Stored data
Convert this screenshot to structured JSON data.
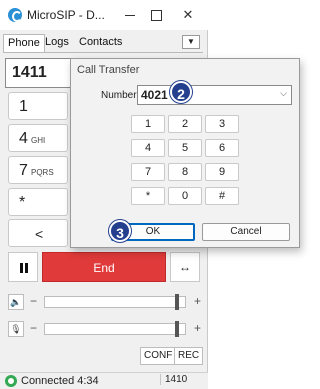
{
  "window": {
    "title": "MicroSIP - D...",
    "tabs": [
      "Phone",
      "Logs",
      "Contacts"
    ],
    "menu_arrow": "▼"
  },
  "dialer": {
    "number": "1411",
    "keys": [
      {
        "num": "1",
        "sub": ""
      },
      {
        "num": "4",
        "sub": "GHI"
      },
      {
        "num": "7",
        "sub": "PQRS"
      },
      {
        "num": "*",
        "sub": ""
      }
    ],
    "back_key": "<"
  },
  "call_controls": {
    "end_label": "End",
    "transfer_glyph": "↔"
  },
  "volume": {
    "speaker_level": 0.95,
    "mic_level": 0.95
  },
  "buttons": {
    "conf": "CONF",
    "rec": "REC"
  },
  "status": {
    "text": "Connected 4:34",
    "extension": "1410",
    "color": "#34a853"
  },
  "transfer_dialog": {
    "title": "Call Transfer",
    "number_label": "Number",
    "number_value": "4021",
    "keypad": [
      "1",
      "2",
      "3",
      "4",
      "5",
      "6",
      "7",
      "8",
      "9",
      "*",
      "0",
      "#"
    ],
    "ok_label": "OK",
    "cancel_label": "Cancel"
  },
  "markers": [
    "2",
    "3"
  ],
  "colors": {
    "end_button": "#e03a3a",
    "ok_focus": "#0067c0",
    "marker": "#233f8e"
  }
}
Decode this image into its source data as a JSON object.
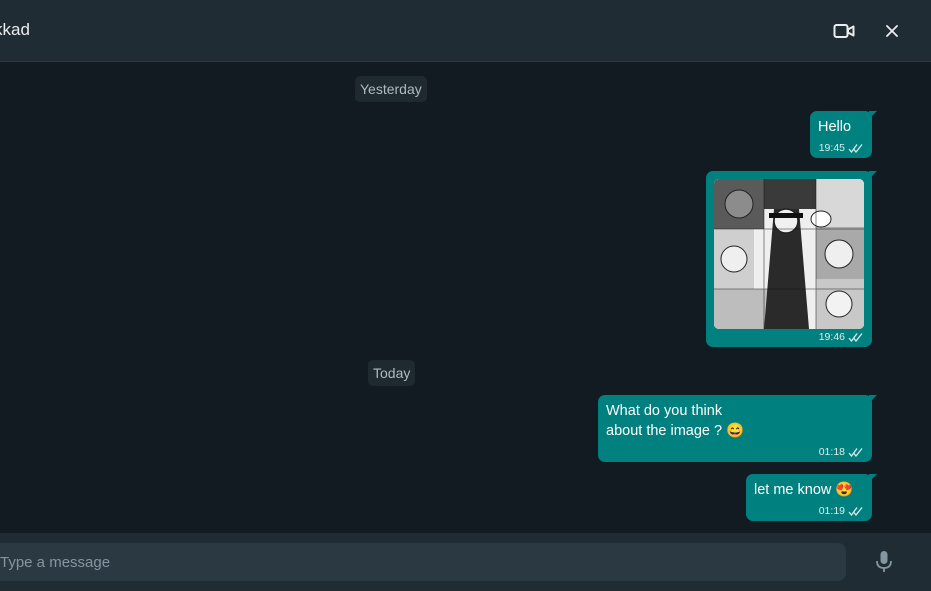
{
  "header": {
    "title": "kkad"
  },
  "chat": {
    "date_separators": [
      "Yesterday",
      "Today"
    ],
    "messages": [
      {
        "text": "Hello",
        "time": "19:45"
      },
      {
        "text": "",
        "time": "19:46",
        "media": "manga-collage-image"
      },
      {
        "text": "What do you think\nabout the image ? 😄",
        "time": "01:18"
      },
      {
        "text": "let me know 😍",
        "time": "01:19"
      }
    ]
  },
  "footer": {
    "input_placeholder": "Type a message"
  },
  "colors": {
    "background": "#121b22",
    "header": "#202c33",
    "bubble_outgoing": "#00807f",
    "chip": "#1e2a30",
    "input": "#2a3942"
  }
}
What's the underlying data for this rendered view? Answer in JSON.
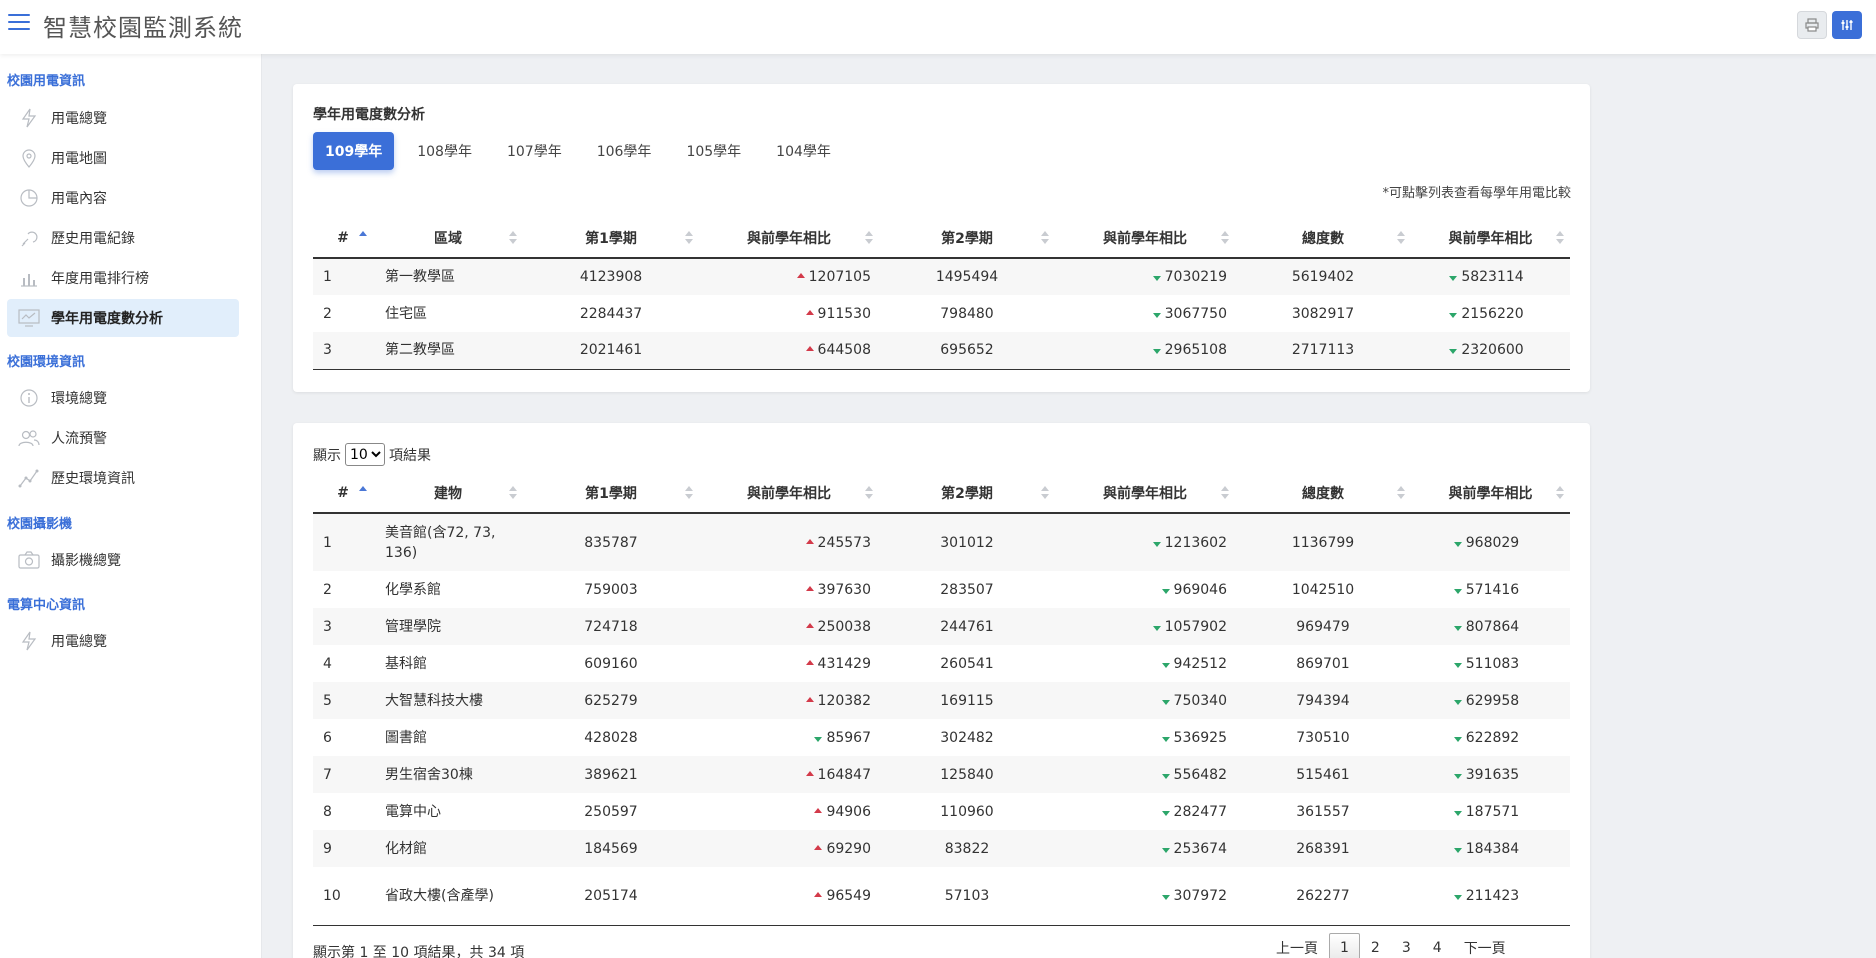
{
  "app": {
    "title": "智慧校園監測系統"
  },
  "sidebar": {
    "sections": [
      {
        "title": "校園用電資訊",
        "items": [
          {
            "label": "用電總覽",
            "icon": "lightning-icon"
          },
          {
            "label": "用電地圖",
            "icon": "map-pin-icon"
          },
          {
            "label": "用電內容",
            "icon": "pie-chart-icon"
          },
          {
            "label": "歷史用電紀錄",
            "icon": "history-icon"
          },
          {
            "label": "年度用電排行榜",
            "icon": "bar-chart-icon"
          },
          {
            "label": "學年用電度數分析",
            "icon": "monitor-chart-icon",
            "active": true
          }
        ]
      },
      {
        "title": "校園環境資訊",
        "items": [
          {
            "label": "環境總覽",
            "icon": "info-icon"
          },
          {
            "label": "人流預警",
            "icon": "people-icon"
          },
          {
            "label": "歷史環境資訊",
            "icon": "trend-line-icon"
          }
        ]
      },
      {
        "title": "校園攝影機",
        "items": [
          {
            "label": "攝影機總覽",
            "icon": "camera-icon"
          }
        ]
      },
      {
        "title": "電算中心資訊",
        "items": [
          {
            "label": "用電總覽",
            "icon": "lightning-icon"
          }
        ]
      }
    ]
  },
  "summary": {
    "title": "學年用電度數分析",
    "tabs": [
      "109學年",
      "108學年",
      "107學年",
      "106學年",
      "105學年",
      "104學年"
    ],
    "active_tab": "109學年",
    "note": "*可點擊列表查看每學年用電比較",
    "headers": [
      "#",
      "區域",
      "第1學期",
      "與前學年相比",
      "第2學期",
      "與前學年相比",
      "總度數",
      "與前學年相比"
    ],
    "rows": [
      [
        "1",
        "第一教學區",
        "4123908",
        "1207105",
        "1495494",
        "7030219",
        "5619402",
        "5823114"
      ],
      [
        "2",
        "住宅區",
        "2284437",
        "911530",
        "798480",
        "3067750",
        "3082917",
        "2156220"
      ],
      [
        "3",
        "第二教學區",
        "2021461",
        "644508",
        "695652",
        "2965108",
        "2717113",
        "2320600"
      ]
    ],
    "trend": [
      [
        "up",
        "down",
        "down"
      ],
      [
        "up",
        "down",
        "down"
      ],
      [
        "up",
        "down",
        "down"
      ]
    ]
  },
  "buildings": {
    "length_label_pre": "顯示",
    "length_value": "10",
    "length_label_post": "項結果",
    "headers": [
      "#",
      "建物",
      "第1學期",
      "與前學年相比",
      "第2學期",
      "與前學年相比",
      "總度數",
      "與前學年相比"
    ],
    "rows": [
      [
        "1",
        "美音館(含72, 73, 136)",
        "835787",
        "245573",
        "301012",
        "1213602",
        "1136799",
        "968029"
      ],
      [
        "2",
        "化學系館",
        "759003",
        "397630",
        "283507",
        "969046",
        "1042510",
        "571416"
      ],
      [
        "3",
        "管理學院",
        "724718",
        "250038",
        "244761",
        "1057902",
        "969479",
        "807864"
      ],
      [
        "4",
        "基科館",
        "609160",
        "431429",
        "260541",
        "942512",
        "869701",
        "511083"
      ],
      [
        "5",
        "大智慧科技大樓",
        "625279",
        "120382",
        "169115",
        "750340",
        "794394",
        "629958"
      ],
      [
        "6",
        "圖書館",
        "428028",
        "85967",
        "302482",
        "536925",
        "730510",
        "622892"
      ],
      [
        "7",
        "男生宿舍30棟",
        "389621",
        "164847",
        "125840",
        "556482",
        "515461",
        "391635"
      ],
      [
        "8",
        "電算中心",
        "250597",
        "94906",
        "110960",
        "282477",
        "361557",
        "187571"
      ],
      [
        "9",
        "化材館",
        "184569",
        "69290",
        "83822",
        "253674",
        "268391",
        "184384"
      ],
      [
        "10",
        "省政大樓(含產學)",
        "205174",
        "96549",
        "57103",
        "307972",
        "262277",
        "211423"
      ]
    ],
    "trend": [
      [
        "up",
        "down",
        "down"
      ],
      [
        "up",
        "down",
        "down"
      ],
      [
        "up",
        "down",
        "down"
      ],
      [
        "up",
        "down",
        "down"
      ],
      [
        "up",
        "down",
        "down"
      ],
      [
        "down",
        "down",
        "down"
      ],
      [
        "up",
        "down",
        "down"
      ],
      [
        "up",
        "down",
        "down"
      ],
      [
        "up",
        "down",
        "down"
      ],
      [
        "up",
        "down",
        "down"
      ]
    ],
    "info": "顯示第 1 至 10 項結果，共 34 項",
    "pager": {
      "prev": "上一頁",
      "pages": [
        "1",
        "2",
        "3",
        "4"
      ],
      "current": "1",
      "next": "下一頁"
    }
  },
  "colors": {
    "accent": "#3b6fd8",
    "up": "#d33a4a",
    "down": "#2ca66a",
    "active_bg": "#e1eefb"
  }
}
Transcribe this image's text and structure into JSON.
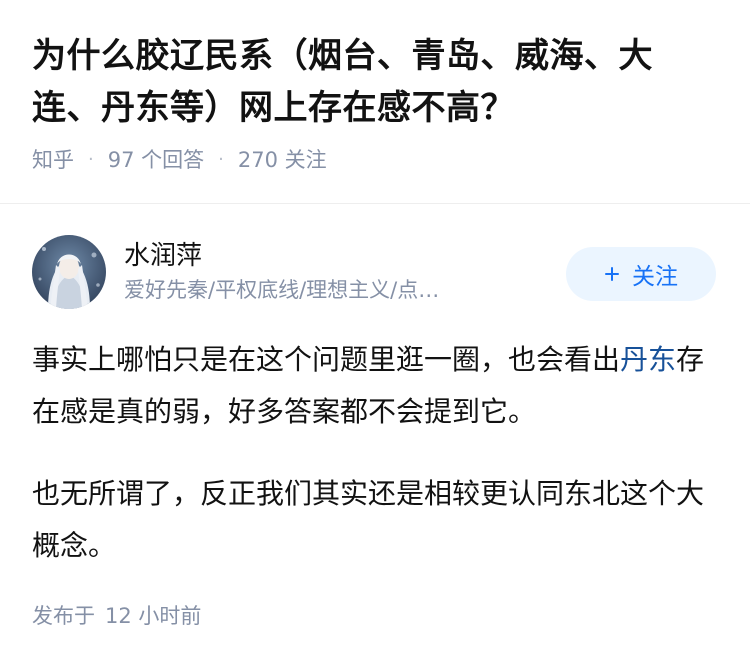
{
  "question": {
    "title": "为什么胶辽民系（烟台、青岛、威海、大连、丹东等）网上存在感不高？",
    "source": "知乎",
    "answer_count": "97 个回答",
    "follower_count": "270 关注"
  },
  "answer": {
    "author_name": "水润萍",
    "author_bio": "爱好先秦/平权底线/理想主义/点…",
    "follow_label": "关注",
    "paragraph1_before": "事实上哪怕只是在这个问题里逛一圈，也会看出",
    "paragraph1_link": "丹东",
    "paragraph1_after": "存在感是真的弱，好多答案都不会提到它。",
    "paragraph2": "也无所谓了，反正我们其实还是相较更认同东北这个大概念。",
    "publish_label": "发布于",
    "publish_time": "12 小时前"
  },
  "colors": {
    "link": "#175199",
    "accent": "#1772f6",
    "meta": "#8590a6",
    "follow_bg": "#ebf5ff"
  },
  "icons": {
    "follow": "plus-icon"
  }
}
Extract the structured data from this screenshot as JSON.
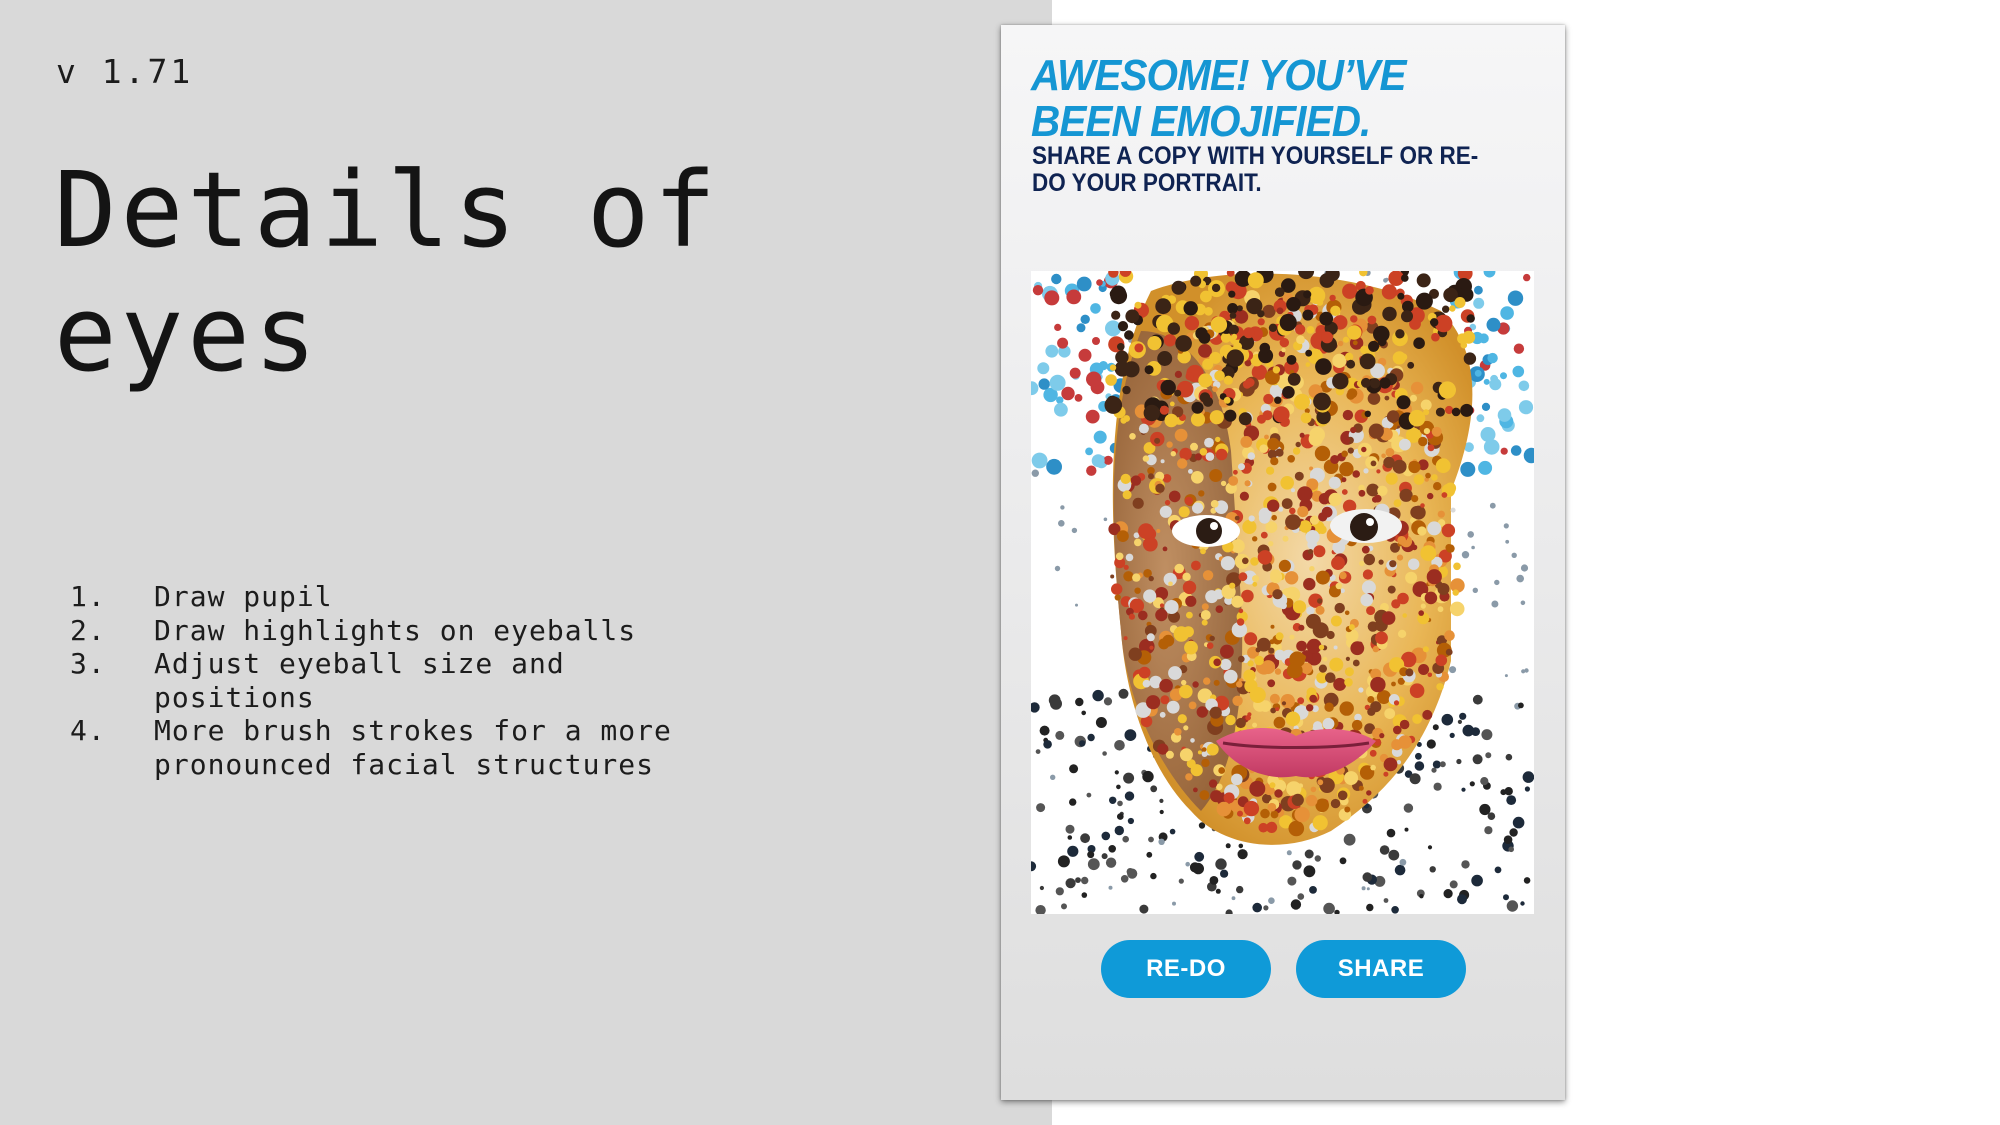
{
  "slide": {
    "version": "v 1.71",
    "title": "Details of eyes",
    "steps": [
      {
        "num": "1.",
        "text": "Draw pupil"
      },
      {
        "num": "2.",
        "text": "Draw highlights on eyeballs"
      },
      {
        "num": "3.",
        "text": "Adjust eyeball size and positions"
      },
      {
        "num": "4.",
        "text": "More brush strokes for a more pronounced facial structures"
      }
    ]
  },
  "app": {
    "headline": "AWESOME! YOU’VE BEEN EMOJIFIED.",
    "subheadline": "SHARE A COPY WITH YOURSELF OR RE-DO YOUR PORTRAIT.",
    "redo_label": "RE-DO",
    "share_label": "SHARE",
    "portrait_image_name": "emoji-mosaic-portrait"
  },
  "colors": {
    "slide_background": "#d9d9d9",
    "headline": "#1596d3",
    "subheadline": "#0f2352",
    "button": "#0f9ad8",
    "button_text": "#ffffff"
  }
}
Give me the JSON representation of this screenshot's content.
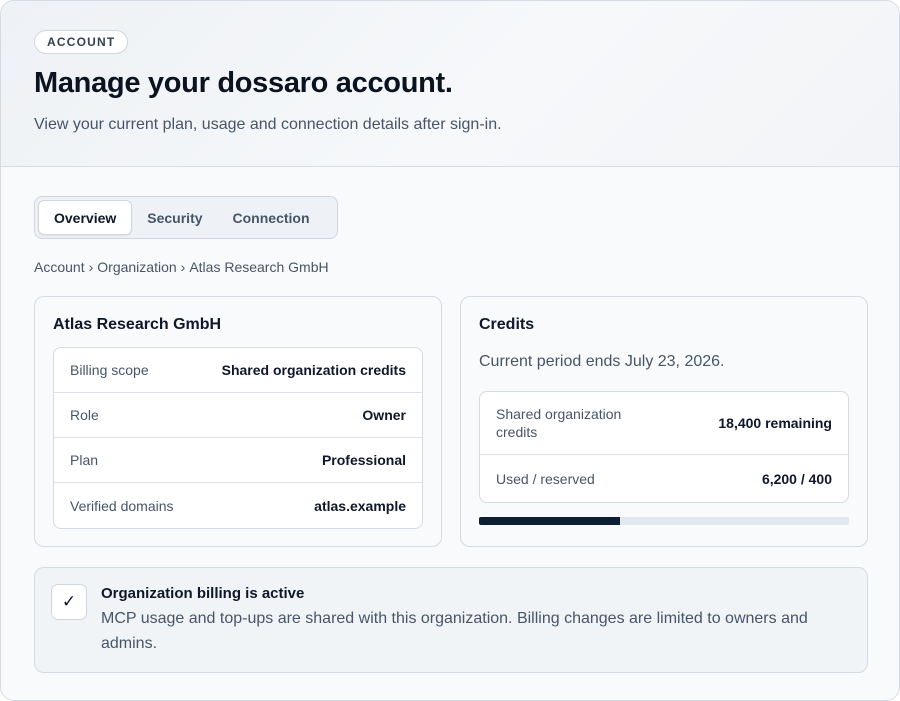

=== Set exercise ===
With the pictures left out, please output each line from the one containing "Extract the structured" through the end of the entries, exactly as it is.

=== Result ===
Extract the structured data from this screenshot as JSON.
{
  "slide": {
    "version": "v 1.71",
    "title": "Details of eyes",
    "steps": [
      {
        "num": "1.",
        "text": "Draw pupil"
      },
      {
        "num": "2.",
        "text": "Draw highlights on eyeballs"
      },
      {
        "num": "3.",
        "text": "Adjust eyeball size and positions"
      },
      {
        "num": "4.",
        "text": "More brush strokes for a more pronounced facial structures"
      }
    ]
  },
  "app": {
    "headline": "AWESOME! YOU’VE BEEN EMOJIFIED.",
    "subheadline": "SHARE A COPY WITH YOURSELF OR RE-DO YOUR PORTRAIT.",
    "redo_label": "RE-DO",
    "share_label": "SHARE",
    "portrait_image_name": "emoji-mosaic-portrait"
  },
  "colors": {
    "slide_background": "#d9d9d9",
    "headline": "#1596d3",
    "subheadline": "#0f2352",
    "button": "#0f9ad8",
    "button_text": "#ffffff"
  }
}
Give me the JSON representation of this screenshot's content.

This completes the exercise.